Given task: Identify the lines bearing the string "ARYAN" and gather them.
※ ※ ※
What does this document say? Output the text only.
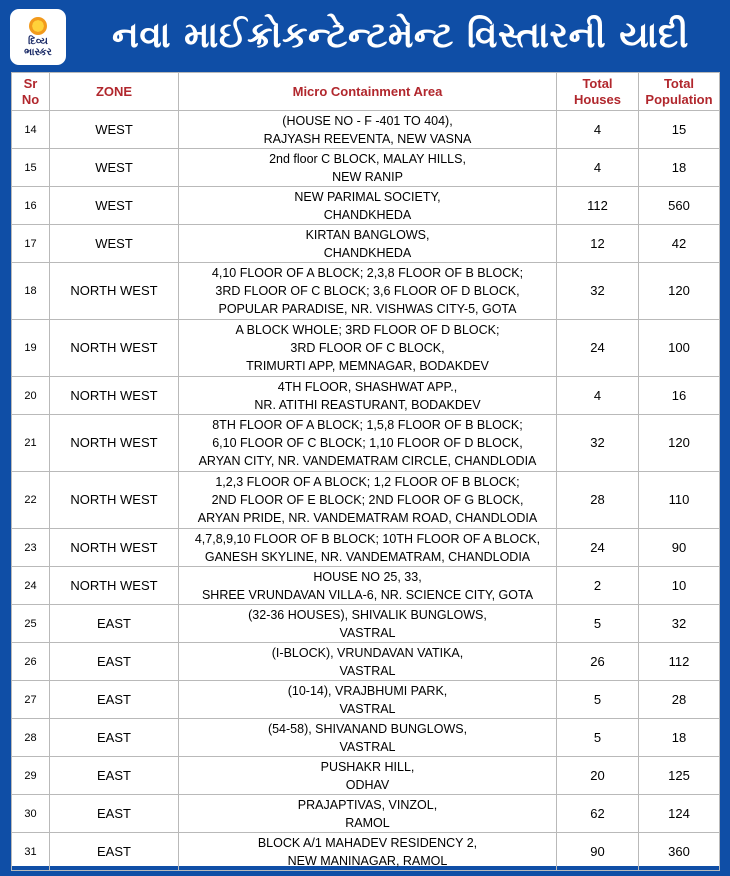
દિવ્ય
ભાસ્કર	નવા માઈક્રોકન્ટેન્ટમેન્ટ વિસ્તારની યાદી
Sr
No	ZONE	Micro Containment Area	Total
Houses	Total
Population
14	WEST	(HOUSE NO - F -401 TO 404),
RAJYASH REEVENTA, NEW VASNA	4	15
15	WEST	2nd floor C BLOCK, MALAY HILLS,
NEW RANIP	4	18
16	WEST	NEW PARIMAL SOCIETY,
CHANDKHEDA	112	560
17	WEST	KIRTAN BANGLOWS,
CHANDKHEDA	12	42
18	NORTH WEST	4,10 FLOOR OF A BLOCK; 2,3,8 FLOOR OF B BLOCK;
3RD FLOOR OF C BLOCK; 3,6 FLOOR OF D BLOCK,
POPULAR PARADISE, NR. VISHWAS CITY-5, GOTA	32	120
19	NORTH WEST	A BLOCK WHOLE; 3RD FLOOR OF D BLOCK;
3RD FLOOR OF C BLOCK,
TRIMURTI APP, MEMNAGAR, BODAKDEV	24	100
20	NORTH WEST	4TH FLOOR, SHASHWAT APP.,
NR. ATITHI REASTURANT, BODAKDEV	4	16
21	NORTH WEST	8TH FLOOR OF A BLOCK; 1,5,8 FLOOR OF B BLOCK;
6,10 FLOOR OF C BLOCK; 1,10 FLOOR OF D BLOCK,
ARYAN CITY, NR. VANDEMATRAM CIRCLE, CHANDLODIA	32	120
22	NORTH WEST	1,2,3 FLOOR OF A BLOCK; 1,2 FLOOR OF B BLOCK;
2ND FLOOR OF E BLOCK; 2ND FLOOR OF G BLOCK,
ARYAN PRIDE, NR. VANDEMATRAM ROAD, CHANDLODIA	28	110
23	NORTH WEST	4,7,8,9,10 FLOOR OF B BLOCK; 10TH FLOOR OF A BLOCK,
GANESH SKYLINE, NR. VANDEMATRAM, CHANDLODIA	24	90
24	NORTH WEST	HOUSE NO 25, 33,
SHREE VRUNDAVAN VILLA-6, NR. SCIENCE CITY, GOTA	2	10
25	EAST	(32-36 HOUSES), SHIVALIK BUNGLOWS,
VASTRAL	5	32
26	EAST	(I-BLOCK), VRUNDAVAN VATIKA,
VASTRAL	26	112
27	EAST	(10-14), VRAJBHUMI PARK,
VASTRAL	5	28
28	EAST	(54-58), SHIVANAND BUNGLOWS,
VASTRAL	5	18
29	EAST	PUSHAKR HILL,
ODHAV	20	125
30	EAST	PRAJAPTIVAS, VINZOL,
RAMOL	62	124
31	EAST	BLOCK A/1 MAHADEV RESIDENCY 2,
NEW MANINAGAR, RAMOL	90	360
※ ※ ※
Task solution:
ARYAN CITY, NR. VANDEMATRAM CIRCLE, CHANDLODIA	32	120
ARYAN PRIDE, NR. VANDEMATRAM ROAD, CHANDLODIA	28	110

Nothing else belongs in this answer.